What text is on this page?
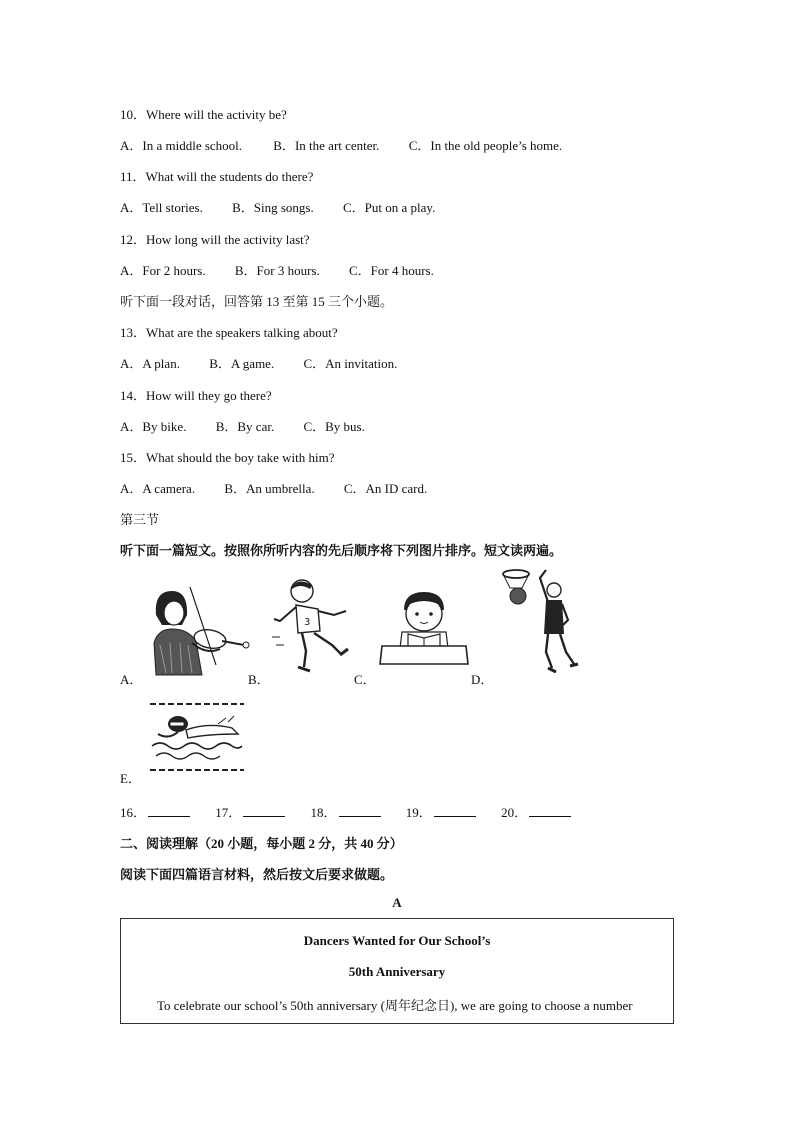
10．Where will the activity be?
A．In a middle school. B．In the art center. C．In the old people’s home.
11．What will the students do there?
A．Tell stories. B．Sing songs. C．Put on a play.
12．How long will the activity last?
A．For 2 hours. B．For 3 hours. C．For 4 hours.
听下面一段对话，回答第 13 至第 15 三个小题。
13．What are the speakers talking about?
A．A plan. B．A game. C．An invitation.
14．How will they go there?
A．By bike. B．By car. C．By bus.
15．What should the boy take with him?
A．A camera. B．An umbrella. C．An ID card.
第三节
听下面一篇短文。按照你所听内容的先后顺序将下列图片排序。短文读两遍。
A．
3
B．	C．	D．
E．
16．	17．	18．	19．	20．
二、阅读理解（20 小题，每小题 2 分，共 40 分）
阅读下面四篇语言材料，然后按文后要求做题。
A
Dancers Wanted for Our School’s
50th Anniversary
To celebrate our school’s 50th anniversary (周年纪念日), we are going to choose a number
++++
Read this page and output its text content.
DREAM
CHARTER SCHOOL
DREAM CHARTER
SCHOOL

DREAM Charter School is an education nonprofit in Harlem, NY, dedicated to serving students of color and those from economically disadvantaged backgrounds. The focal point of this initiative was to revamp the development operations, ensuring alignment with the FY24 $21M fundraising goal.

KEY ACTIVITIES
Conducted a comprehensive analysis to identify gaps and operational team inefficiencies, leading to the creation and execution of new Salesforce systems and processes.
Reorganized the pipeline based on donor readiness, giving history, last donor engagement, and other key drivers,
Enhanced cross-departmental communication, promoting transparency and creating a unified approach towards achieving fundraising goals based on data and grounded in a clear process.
++++
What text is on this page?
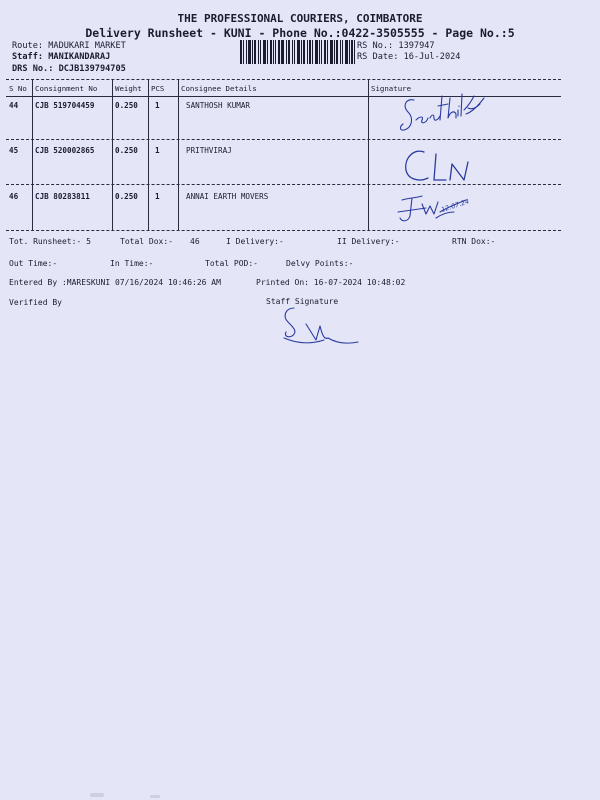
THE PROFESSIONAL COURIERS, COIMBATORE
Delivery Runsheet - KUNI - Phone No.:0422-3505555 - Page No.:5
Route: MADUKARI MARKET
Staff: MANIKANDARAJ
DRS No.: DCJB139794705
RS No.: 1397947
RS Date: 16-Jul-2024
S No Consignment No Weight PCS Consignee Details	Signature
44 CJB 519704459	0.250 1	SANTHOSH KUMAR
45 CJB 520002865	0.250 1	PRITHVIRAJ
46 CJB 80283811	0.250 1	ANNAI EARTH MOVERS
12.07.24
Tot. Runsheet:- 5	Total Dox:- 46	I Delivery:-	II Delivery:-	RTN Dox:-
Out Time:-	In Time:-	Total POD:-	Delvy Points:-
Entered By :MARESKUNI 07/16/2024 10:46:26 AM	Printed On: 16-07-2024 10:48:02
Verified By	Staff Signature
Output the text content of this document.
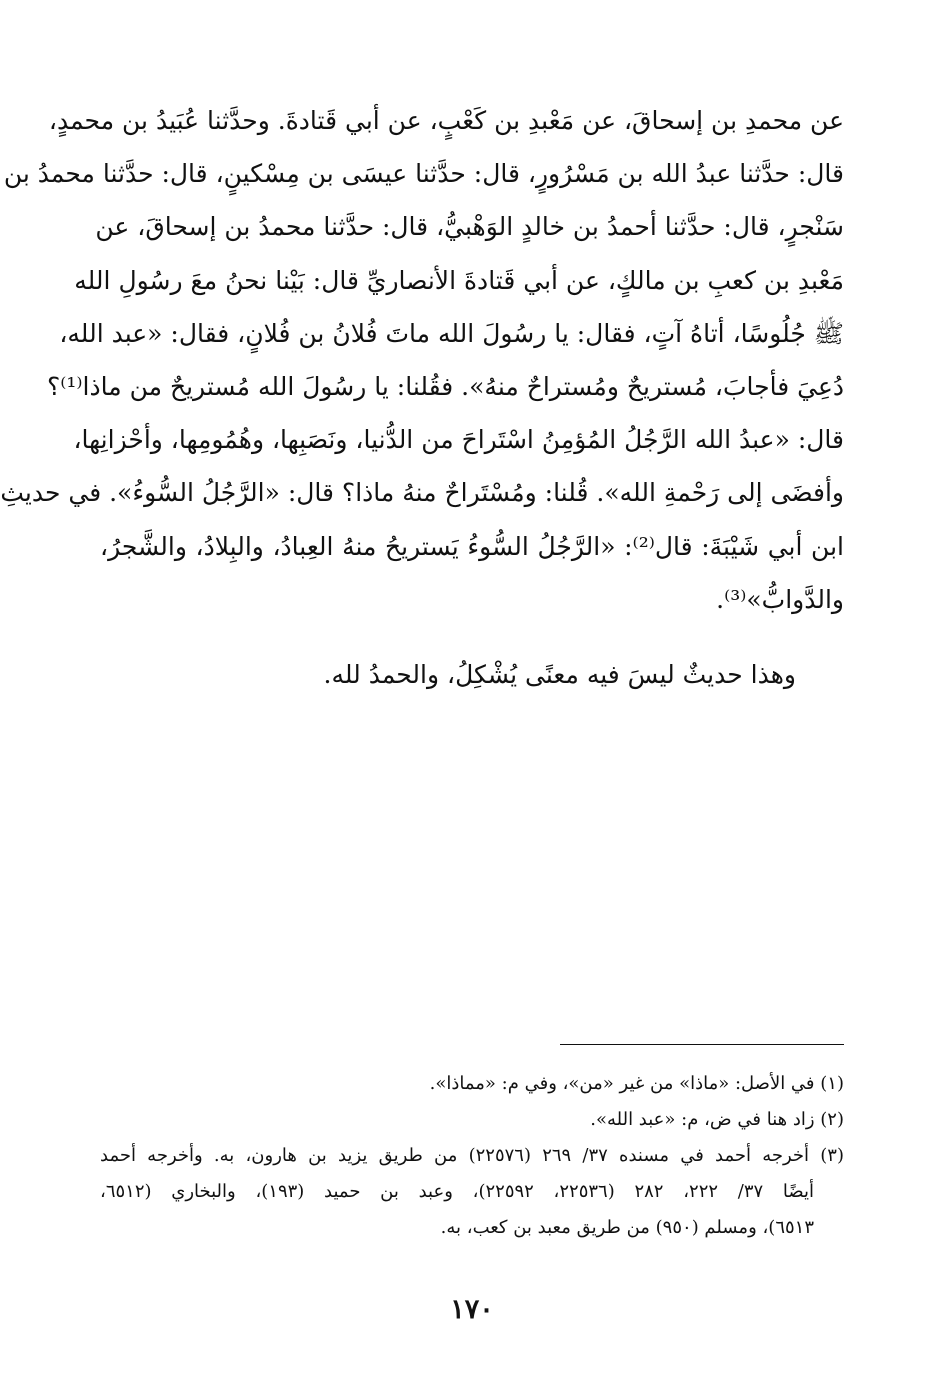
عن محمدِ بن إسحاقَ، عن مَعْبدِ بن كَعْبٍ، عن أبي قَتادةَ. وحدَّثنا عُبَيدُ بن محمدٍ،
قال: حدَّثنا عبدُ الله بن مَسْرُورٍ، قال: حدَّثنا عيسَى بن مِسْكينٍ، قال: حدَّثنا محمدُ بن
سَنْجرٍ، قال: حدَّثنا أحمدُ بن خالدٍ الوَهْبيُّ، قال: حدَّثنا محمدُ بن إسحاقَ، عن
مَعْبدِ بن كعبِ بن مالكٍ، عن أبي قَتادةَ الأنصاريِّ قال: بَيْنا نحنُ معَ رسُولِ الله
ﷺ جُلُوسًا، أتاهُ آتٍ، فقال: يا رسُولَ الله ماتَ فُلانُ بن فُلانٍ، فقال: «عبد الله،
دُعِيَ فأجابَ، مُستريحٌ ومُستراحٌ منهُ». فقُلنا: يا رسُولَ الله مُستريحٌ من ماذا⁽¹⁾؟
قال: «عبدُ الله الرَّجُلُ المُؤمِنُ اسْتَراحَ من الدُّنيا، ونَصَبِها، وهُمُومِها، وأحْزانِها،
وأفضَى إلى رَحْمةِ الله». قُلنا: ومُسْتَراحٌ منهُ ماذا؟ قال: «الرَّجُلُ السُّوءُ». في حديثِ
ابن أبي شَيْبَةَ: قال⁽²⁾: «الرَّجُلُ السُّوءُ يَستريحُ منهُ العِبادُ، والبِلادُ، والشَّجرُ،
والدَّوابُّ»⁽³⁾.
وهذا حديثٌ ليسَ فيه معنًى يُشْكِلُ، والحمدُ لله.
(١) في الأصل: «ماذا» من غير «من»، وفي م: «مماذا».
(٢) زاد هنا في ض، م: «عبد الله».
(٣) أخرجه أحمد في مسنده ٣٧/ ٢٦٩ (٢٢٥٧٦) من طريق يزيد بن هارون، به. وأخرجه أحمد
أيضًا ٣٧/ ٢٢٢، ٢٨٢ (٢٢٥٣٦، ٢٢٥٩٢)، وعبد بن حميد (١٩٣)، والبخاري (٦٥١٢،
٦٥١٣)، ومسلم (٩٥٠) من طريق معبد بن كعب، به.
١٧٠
++++
→ **Requirements**
Copy every line above in which the string "there" shows up.

→ **Task response**
11．What will the students do there?
14．How will they go there?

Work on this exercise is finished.